_Work instructions_: Make an exact copy of the records, with the pictures left out.

_Dataset records_:

= = =

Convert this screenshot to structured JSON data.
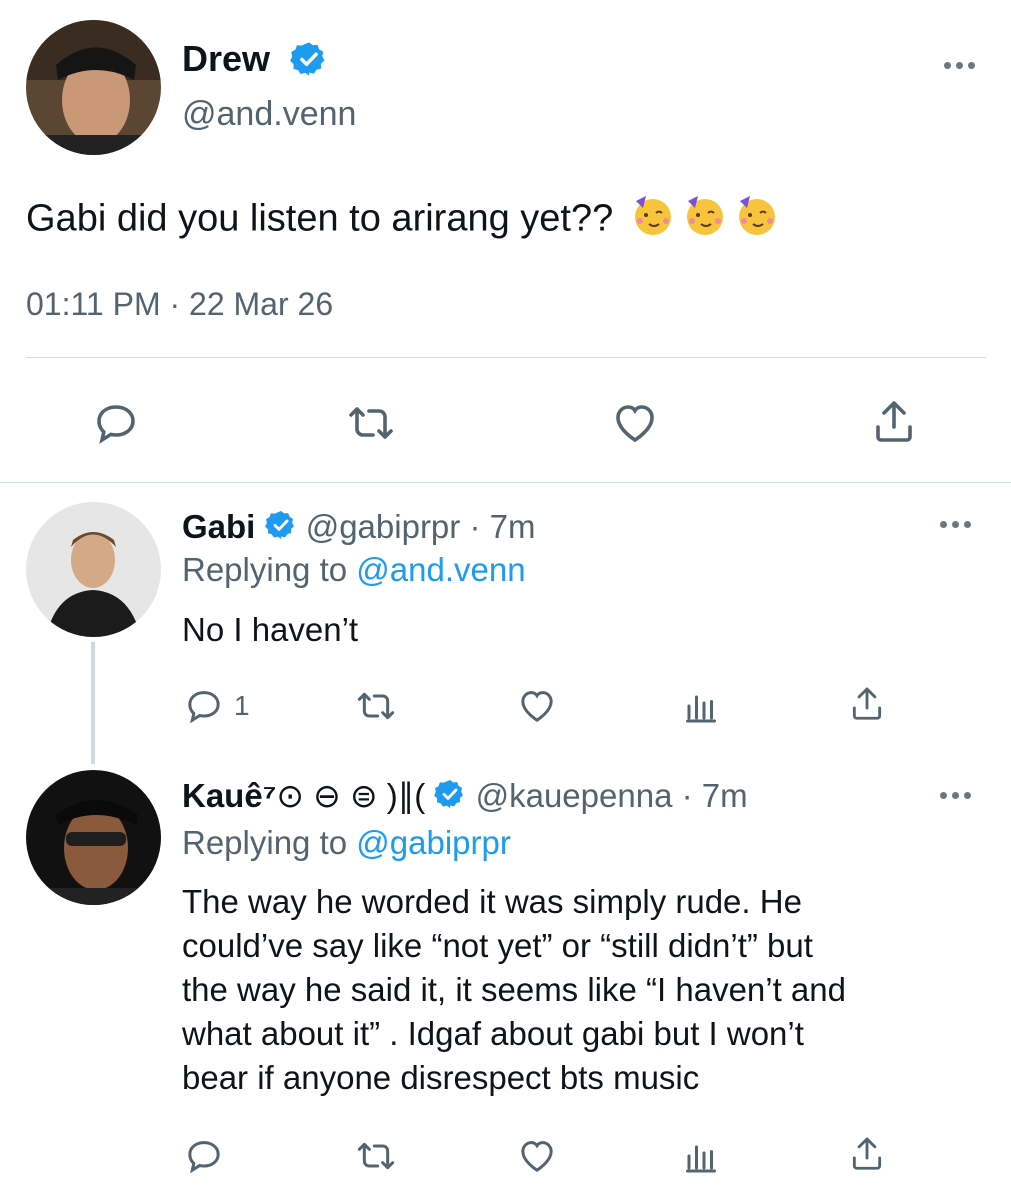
{
  "main_tweet": {
    "author_name": "Drew",
    "author_handle": "@and.venn",
    "text": "Gabi did you listen to arirang yet??",
    "emojis": [
      "partying-face-emoji",
      "partying-face-emoji",
      "partying-face-emoji"
    ],
    "timestamp": "01:11 PM · 22 Mar 26",
    "actions": [
      "reply-icon",
      "retweet-icon",
      "like-icon",
      "share-icon"
    ]
  },
  "replies": [
    {
      "author_name": "Gabi",
      "author_handle": "@gabiprpr",
      "separator": "·",
      "time": "7m",
      "replying_prefix": "Replying to",
      "replying_to": "@and.venn",
      "text": "No I haven’t",
      "reply_count": "1"
    },
    {
      "author_name": "Kauê⁷",
      "name_symbols": "⊙ ⊖ ⊜ )∥(",
      "author_handle": "@kauepenna",
      "separator": "·",
      "time": "7m",
      "replying_prefix": "Replying to",
      "replying_to": "@gabiprpr",
      "text_lines": [
        "The way he worded it was simply rude. He",
        "could’ve say like “not yet” or “still didn’t” but",
        "the way he said it, it seems like “I haven’t and",
        "what about it” . Idgaf about gabi but I won’t",
        "bear if anyone disrespect bts music"
      ]
    }
  ],
  "colors": {
    "verified": "#1d9bf0",
    "link": "#1d9bf0",
    "secondary_text": "#536471",
    "divider": "#cfd9de"
  }
}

= = =

_Reply_:
Convert this screenshot to structured JSON data.
{
  "main_tweet": {
    "author_name": "Drew",
    "author_handle": "@and.venn",
    "text": "Gabi did you listen to arirang yet??",
    "emojis": [
      "partying-face-emoji",
      "partying-face-emoji",
      "partying-face-emoji"
    ],
    "timestamp": "01:11 PM · 22 Mar 26",
    "actions": [
      "reply-icon",
      "retweet-icon",
      "like-icon",
      "share-icon"
    ]
  },
  "replies": [
    {
      "author_name": "Gabi",
      "author_handle": "@gabiprpr",
      "separator": "·",
      "time": "7m",
      "replying_prefix": "Replying to",
      "replying_to": "@and.venn",
      "text": "No I haven’t",
      "reply_count": "1"
    },
    {
      "author_name": "Kauê⁷",
      "name_symbols": "⊙ ⊖ ⊜ )∥(",
      "author_handle": "@kauepenna",
      "separator": "·",
      "time": "7m",
      "replying_prefix": "Replying to",
      "replying_to": "@gabiprpr",
      "text_lines": [
        "The way he worded it was simply rude. He",
        "could’ve say like “not yet” or “still didn’t” but",
        "the way he said it, it seems like “I haven’t and",
        "what about it” . Idgaf about gabi but I won’t",
        "bear if anyone disrespect bts music"
      ]
    }
  ],
  "colors": {
    "verified": "#1d9bf0",
    "link": "#1d9bf0",
    "secondary_text": "#536471",
    "divider": "#cfd9de"
  }
}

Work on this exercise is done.